[START OF DATA SHOWN]

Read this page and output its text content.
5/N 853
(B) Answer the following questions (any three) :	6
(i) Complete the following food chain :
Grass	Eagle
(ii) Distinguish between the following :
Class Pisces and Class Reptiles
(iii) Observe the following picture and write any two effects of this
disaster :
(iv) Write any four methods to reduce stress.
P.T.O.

[END OF DATA SHOWN]
[START OF DATA SHOWN]

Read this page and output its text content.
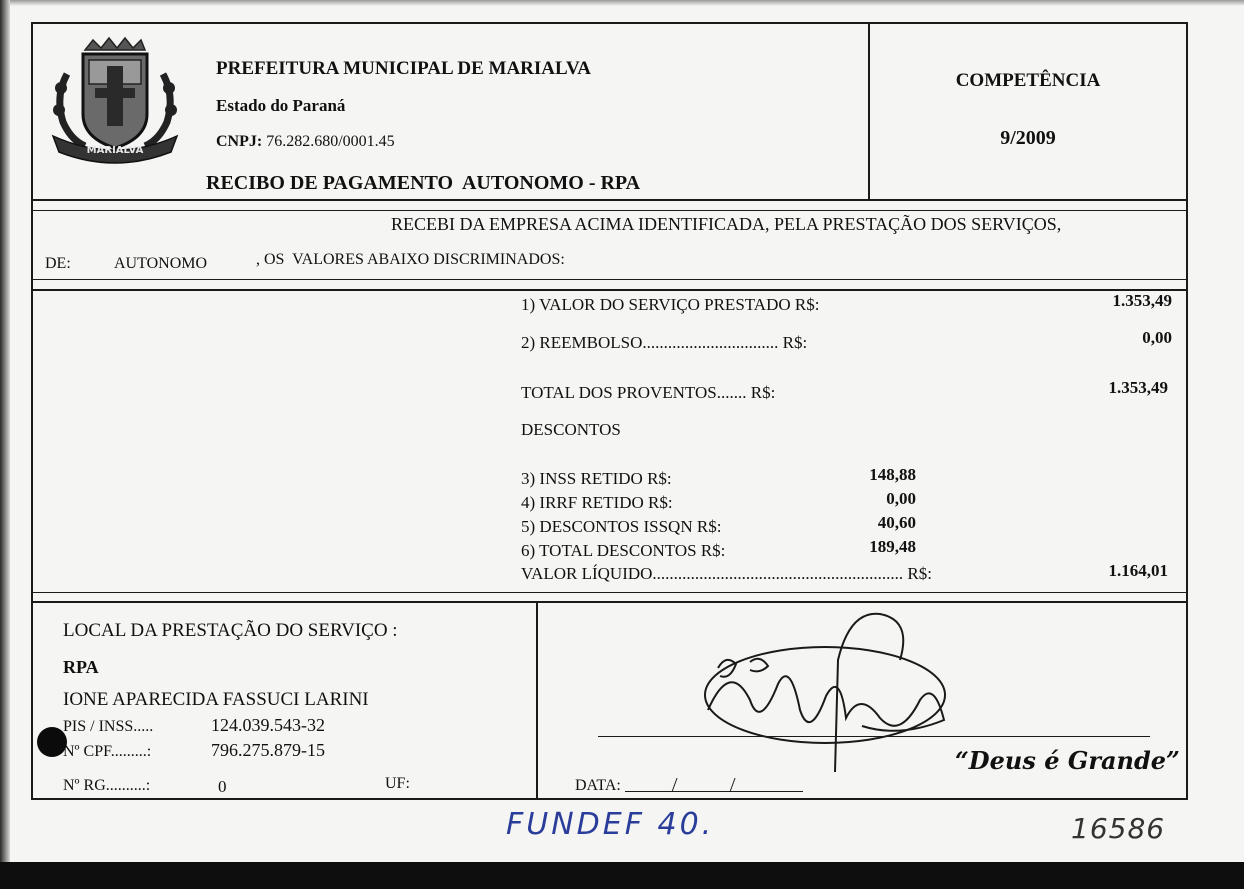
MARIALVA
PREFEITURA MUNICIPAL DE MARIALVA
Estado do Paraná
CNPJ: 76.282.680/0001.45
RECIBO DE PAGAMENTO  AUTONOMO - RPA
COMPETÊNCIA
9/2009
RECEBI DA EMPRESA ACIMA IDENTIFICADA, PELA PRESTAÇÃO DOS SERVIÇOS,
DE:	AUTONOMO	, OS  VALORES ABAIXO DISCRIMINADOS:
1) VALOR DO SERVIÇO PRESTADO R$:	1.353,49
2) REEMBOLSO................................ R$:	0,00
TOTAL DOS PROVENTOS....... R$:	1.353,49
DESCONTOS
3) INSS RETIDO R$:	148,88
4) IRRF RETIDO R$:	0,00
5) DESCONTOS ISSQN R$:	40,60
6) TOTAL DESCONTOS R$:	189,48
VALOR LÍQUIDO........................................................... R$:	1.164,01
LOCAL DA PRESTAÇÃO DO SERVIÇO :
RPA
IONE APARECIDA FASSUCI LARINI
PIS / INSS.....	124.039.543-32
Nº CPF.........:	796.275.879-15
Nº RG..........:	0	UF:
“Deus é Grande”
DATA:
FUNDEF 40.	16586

[END OF DATA SHOWN]
[START OF DATA SHOWN]

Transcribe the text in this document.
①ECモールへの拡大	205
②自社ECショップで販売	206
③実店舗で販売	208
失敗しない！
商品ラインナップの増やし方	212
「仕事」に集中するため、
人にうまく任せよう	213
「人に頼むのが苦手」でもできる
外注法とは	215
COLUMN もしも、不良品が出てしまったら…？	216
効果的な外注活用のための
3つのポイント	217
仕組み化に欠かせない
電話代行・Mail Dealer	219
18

[END OF DATA SHOWN]

◆ **PROBLEM TO WORK ON**:
Show every line in the entries where the string "this" occurs.

◆ **PROBLEM SOLUTION**:
Read this page and output its text content.
(iii) Observe the following picture and write any two effects of this
Read this page and output its text content.
Transcribe the text in this document.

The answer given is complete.